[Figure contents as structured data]

▬▬▬

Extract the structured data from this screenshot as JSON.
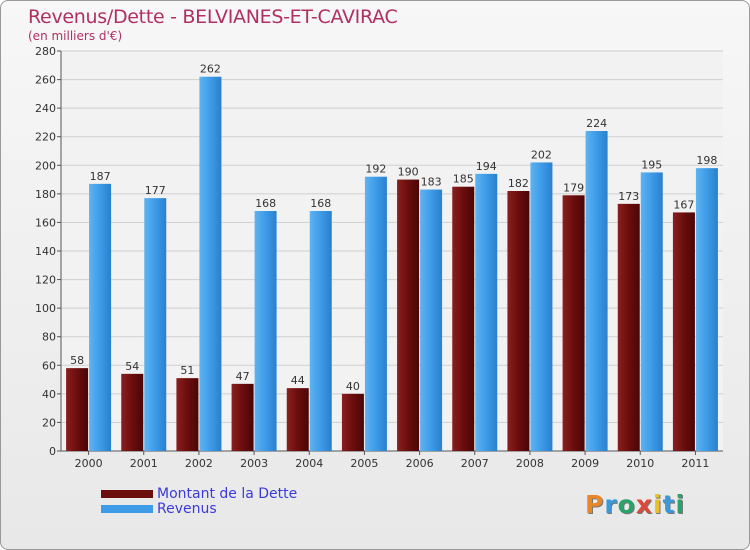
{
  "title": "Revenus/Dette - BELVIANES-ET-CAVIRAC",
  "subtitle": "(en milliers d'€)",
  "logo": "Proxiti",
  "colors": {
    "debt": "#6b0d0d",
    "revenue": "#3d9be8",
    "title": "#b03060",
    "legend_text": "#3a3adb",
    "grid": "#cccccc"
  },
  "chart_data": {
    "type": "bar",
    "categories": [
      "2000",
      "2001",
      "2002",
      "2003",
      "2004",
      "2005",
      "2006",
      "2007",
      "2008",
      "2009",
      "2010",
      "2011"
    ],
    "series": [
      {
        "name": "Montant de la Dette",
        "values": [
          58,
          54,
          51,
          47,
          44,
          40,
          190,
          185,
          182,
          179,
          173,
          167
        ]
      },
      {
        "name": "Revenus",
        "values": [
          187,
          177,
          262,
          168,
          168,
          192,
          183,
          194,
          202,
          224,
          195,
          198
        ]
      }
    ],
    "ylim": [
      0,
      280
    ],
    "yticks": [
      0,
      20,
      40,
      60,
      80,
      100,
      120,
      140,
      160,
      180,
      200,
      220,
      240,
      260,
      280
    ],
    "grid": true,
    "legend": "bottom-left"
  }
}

▬▬▬

WORK TO BE COMPLETED —
Quote the entries in full. Any image among them is to be omitted from the copy.

RESULT BELOW —
Extract the structured data from this screenshot as JSON.
{
  "title": "Revenus/Dette - BELVIANES-ET-CAVIRAC",
  "subtitle": "(en milliers d'€)",
  "logo": "Proxiti",
  "colors": {
    "debt": "#6b0d0d",
    "revenue": "#3d9be8",
    "title": "#b03060",
    "legend_text": "#3a3adb",
    "grid": "#cccccc"
  },
  "chart_data": {
    "type": "bar",
    "categories": [
      "2000",
      "2001",
      "2002",
      "2003",
      "2004",
      "2005",
      "2006",
      "2007",
      "2008",
      "2009",
      "2010",
      "2011"
    ],
    "series": [
      {
        "name": "Montant de la Dette",
        "values": [
          58,
          54,
          51,
          47,
          44,
          40,
          190,
          185,
          182,
          179,
          173,
          167
        ]
      },
      {
        "name": "Revenus",
        "values": [
          187,
          177,
          262,
          168,
          168,
          192,
          183,
          194,
          202,
          224,
          195,
          198
        ]
      }
    ],
    "ylim": [
      0,
      280
    ],
    "yticks": [
      0,
      20,
      40,
      60,
      80,
      100,
      120,
      140,
      160,
      180,
      200,
      220,
      240,
      260,
      280
    ],
    "grid": true,
    "legend": "bottom-left"
  }
}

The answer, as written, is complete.